_Your task_
Turn the lines from the one containing "quick-reply-options: 💲 DEPOSIT" through the one containing "option-link-not-working-button[interactable]: 🌏 The", both included, into a numbered list with blank lines omitted.

_Extracted material_
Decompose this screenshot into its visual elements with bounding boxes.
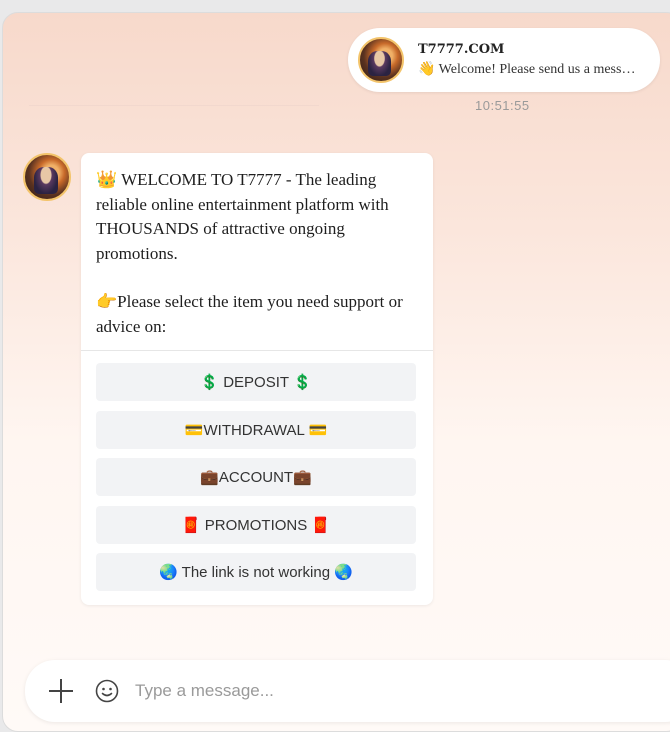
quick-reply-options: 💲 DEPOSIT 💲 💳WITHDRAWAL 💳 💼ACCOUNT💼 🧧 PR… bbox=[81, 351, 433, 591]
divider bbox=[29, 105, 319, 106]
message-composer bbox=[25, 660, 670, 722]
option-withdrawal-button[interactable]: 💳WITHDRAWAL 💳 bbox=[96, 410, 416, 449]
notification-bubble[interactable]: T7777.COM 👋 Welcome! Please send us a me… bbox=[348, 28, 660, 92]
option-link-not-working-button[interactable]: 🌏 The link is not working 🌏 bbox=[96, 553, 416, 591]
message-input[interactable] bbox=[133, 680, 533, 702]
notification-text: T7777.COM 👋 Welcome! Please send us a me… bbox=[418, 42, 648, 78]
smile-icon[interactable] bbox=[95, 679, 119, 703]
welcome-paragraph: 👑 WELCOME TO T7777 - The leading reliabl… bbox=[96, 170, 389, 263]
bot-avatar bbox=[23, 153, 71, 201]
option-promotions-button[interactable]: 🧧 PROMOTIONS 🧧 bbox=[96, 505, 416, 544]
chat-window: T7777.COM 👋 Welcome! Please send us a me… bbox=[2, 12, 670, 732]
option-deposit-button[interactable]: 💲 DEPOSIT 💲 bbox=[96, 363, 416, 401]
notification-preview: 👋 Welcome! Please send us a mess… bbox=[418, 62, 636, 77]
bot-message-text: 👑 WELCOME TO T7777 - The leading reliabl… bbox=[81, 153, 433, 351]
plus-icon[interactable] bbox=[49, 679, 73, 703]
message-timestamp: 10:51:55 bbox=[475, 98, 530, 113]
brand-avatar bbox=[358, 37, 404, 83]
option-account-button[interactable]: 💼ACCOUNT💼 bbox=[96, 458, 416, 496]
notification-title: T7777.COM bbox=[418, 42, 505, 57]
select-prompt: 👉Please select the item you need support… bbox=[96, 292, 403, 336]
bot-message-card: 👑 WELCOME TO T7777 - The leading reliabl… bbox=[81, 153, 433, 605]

_Exercise answer_
1. quick-reply-options: 💲 DEPOSIT 💲 💳WITHDRAWAL 💳 💼ACCOUNT💼 🧧 PR… bbox=[81, 351, 433, 591]
2. divider bbox=[29, 105, 319, 106]
3. message-composer bbox=[25, 660, 670, 722]
4. option-withdrawal-button[interactable]: 💳WITHDRAWAL 💳 bbox=[96, 410, 416, 449]
5. notification-bubble[interactable]: T7777.COM 👋 Welcome! Please send us a me… bbox=[348, 28, 660, 92]
6. option-link-not-working-button[interactable]: 🌏 The link is not working 🌏 bbox=[96, 553, 416, 591]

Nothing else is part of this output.